Given records |
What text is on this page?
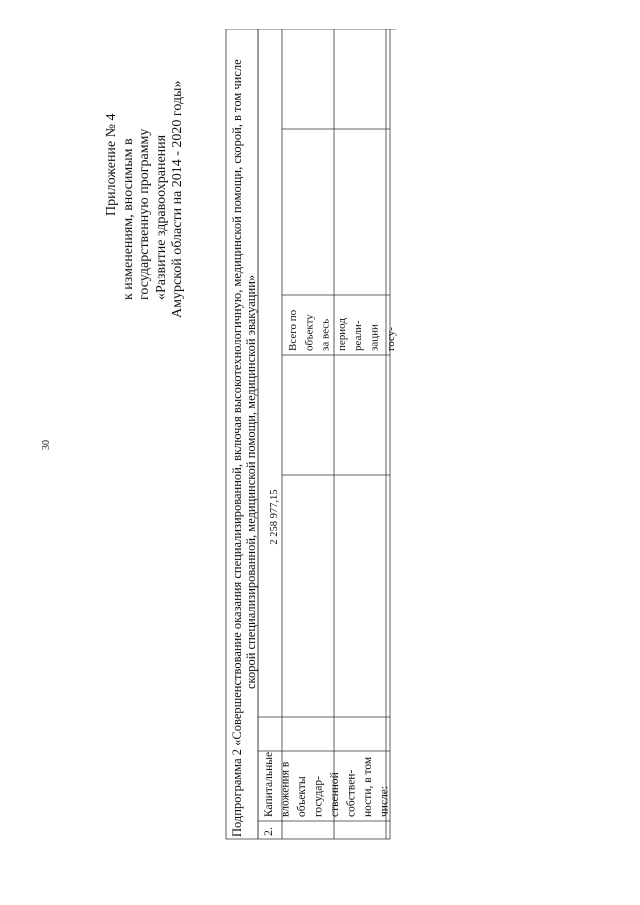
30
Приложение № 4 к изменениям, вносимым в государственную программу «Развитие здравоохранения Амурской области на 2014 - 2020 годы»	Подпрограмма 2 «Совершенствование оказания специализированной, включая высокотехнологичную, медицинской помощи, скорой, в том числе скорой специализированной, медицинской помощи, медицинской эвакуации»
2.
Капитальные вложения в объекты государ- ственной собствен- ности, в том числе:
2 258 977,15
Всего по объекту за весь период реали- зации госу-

Aim | Can the entries above be repeated exactly, without their pictures?

Response to this exercise |
What text is on this page?
30
Приложение № 4 к изменениям, вносимым в государственную программу «Развитие здравоохранения Амурской области на 2014 - 2020 годы»	Подпрограмма 2 «Совершенствование оказания специализированной, включая высокотехнологичную, медицинской помощи, скорой, в том числе скорой специализированной, медицинской помощи, медицинской эвакуации»
2.
Капитальные вложения в объекты государ- ственной собствен- ности, в том числе:
2 258 977,15
Всего по объекту за весь период реали- зации госу-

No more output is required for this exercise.